[Instructions for the task] Reproduce the listing that follows with no differences at all.

[Material]
## start

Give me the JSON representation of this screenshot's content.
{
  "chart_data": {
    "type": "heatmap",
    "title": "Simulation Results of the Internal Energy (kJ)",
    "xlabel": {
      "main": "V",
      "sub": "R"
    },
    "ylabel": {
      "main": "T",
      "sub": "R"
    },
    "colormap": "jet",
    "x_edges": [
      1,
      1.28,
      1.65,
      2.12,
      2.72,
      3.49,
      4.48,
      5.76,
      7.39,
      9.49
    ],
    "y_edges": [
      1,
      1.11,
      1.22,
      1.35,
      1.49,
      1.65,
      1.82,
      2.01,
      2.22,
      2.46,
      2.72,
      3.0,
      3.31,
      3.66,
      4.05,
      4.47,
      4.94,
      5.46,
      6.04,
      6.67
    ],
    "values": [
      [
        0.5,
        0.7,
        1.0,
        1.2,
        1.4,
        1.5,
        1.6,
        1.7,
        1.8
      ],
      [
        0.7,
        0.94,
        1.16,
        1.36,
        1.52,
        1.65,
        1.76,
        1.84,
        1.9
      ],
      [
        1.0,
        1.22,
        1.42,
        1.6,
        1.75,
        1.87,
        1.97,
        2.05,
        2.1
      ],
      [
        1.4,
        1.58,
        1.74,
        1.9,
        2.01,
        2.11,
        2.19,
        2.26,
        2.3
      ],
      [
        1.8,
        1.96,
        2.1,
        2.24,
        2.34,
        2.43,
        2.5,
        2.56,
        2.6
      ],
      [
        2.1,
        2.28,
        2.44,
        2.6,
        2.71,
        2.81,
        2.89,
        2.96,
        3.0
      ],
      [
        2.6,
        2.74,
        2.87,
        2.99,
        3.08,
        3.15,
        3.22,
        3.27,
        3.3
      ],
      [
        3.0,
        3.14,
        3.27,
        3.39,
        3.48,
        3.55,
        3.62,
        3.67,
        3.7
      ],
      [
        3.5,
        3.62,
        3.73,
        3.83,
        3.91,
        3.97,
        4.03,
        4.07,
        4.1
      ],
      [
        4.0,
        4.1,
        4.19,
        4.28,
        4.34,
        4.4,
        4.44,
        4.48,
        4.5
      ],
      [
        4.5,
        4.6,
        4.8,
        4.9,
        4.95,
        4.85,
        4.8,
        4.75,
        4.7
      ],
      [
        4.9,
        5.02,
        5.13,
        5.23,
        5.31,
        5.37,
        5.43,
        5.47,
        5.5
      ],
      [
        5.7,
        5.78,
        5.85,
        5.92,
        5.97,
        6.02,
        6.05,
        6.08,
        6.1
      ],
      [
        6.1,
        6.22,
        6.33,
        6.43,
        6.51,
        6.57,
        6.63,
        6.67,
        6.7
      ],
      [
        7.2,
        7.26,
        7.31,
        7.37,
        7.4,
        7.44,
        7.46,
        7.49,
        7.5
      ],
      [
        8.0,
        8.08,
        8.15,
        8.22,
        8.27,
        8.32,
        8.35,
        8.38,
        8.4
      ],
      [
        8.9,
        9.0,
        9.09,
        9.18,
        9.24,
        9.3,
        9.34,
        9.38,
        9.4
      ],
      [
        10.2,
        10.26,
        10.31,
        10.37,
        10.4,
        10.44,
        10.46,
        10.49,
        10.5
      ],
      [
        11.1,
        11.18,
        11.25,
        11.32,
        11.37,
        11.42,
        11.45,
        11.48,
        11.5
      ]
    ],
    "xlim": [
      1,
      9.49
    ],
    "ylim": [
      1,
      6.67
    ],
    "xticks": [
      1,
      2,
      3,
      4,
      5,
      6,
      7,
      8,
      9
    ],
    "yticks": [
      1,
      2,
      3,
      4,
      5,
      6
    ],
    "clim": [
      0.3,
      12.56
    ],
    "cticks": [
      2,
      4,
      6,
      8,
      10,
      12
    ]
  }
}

## end

[Response to this exercise]
Give me the JSON representation of this screenshot's content.
{
  "chart_data": {
    "type": "heatmap",
    "title": "Simulation Results of the Internal Energy (kJ)",
    "xlabel": {
      "main": "V",
      "sub": "R"
    },
    "ylabel": {
      "main": "T",
      "sub": "R"
    },
    "colormap": "jet",
    "x_edges": [
      1,
      1.28,
      1.65,
      2.12,
      2.72,
      3.49,
      4.48,
      5.76,
      7.39,
      9.49
    ],
    "y_edges": [
      1,
      1.11,
      1.22,
      1.35,
      1.49,
      1.65,
      1.82,
      2.01,
      2.22,
      2.46,
      2.72,
      3.0,
      3.31,
      3.66,
      4.05,
      4.47,
      4.94,
      5.46,
      6.04,
      6.67
    ],
    "values": [
      [
        0.5,
        0.7,
        1.0,
        1.2,
        1.4,
        1.5,
        1.6,
        1.7,
        1.8
      ],
      [
        0.7,
        0.94,
        1.16,
        1.36,
        1.52,
        1.65,
        1.76,
        1.84,
        1.9
      ],
      [
        1.0,
        1.22,
        1.42,
        1.6,
        1.75,
        1.87,
        1.97,
        2.05,
        2.1
      ],
      [
        1.4,
        1.58,
        1.74,
        1.9,
        2.01,
        2.11,
        2.19,
        2.26,
        2.3
      ],
      [
        1.8,
        1.96,
        2.1,
        2.24,
        2.34,
        2.43,
        2.5,
        2.56,
        2.6
      ],
      [
        2.1,
        2.28,
        2.44,
        2.6,
        2.71,
        2.81,
        2.89,
        2.96,
        3.0
      ],
      [
        2.6,
        2.74,
        2.87,
        2.99,
        3.08,
        3.15,
        3.22,
        3.27,
        3.3
      ],
      [
        3.0,
        3.14,
        3.27,
        3.39,
        3.48,
        3.55,
        3.62,
        3.67,
        3.7
      ],
      [
        3.5,
        3.62,
        3.73,
        3.83,
        3.91,
        3.97,
        4.03,
        4.07,
        4.1
      ],
      [
        4.0,
        4.1,
        4.19,
        4.28,
        4.34,
        4.4,
        4.44,
        4.48,
        4.5
      ],
      [
        4.5,
        4.6,
        4.8,
        4.9,
        4.95,
        4.85,
        4.8,
        4.75,
        4.7
      ],
      [
        4.9,
        5.02,
        5.13,
        5.23,
        5.31,
        5.37,
        5.43,
        5.47,
        5.5
      ],
      [
        5.7,
        5.78,
        5.85,
        5.92,
        5.97,
        6.02,
        6.05,
        6.08,
        6.1
      ],
      [
        6.1,
        6.22,
        6.33,
        6.43,
        6.51,
        6.57,
        6.63,
        6.67,
        6.7
      ],
      [
        7.2,
        7.26,
        7.31,
        7.37,
        7.4,
        7.44,
        7.46,
        7.49,
        7.5
      ],
      [
        8.0,
        8.08,
        8.15,
        8.22,
        8.27,
        8.32,
        8.35,
        8.38,
        8.4
      ],
      [
        8.9,
        9.0,
        9.09,
        9.18,
        9.24,
        9.3,
        9.34,
        9.38,
        9.4
      ],
      [
        10.2,
        10.26,
        10.31,
        10.37,
        10.4,
        10.44,
        10.46,
        10.49,
        10.5
      ],
      [
        11.1,
        11.18,
        11.25,
        11.32,
        11.37,
        11.42,
        11.45,
        11.48,
        11.5
      ]
    ],
    "xlim": [
      1,
      9.49
    ],
    "ylim": [
      1,
      6.67
    ],
    "xticks": [
      1,
      2,
      3,
      4,
      5,
      6,
      7,
      8,
      9
    ],
    "yticks": [
      1,
      2,
      3,
      4,
      5,
      6
    ],
    "clim": [
      0.3,
      12.56
    ],
    "cticks": [
      2,
      4,
      6,
      8,
      10,
      12
    ]
  }
}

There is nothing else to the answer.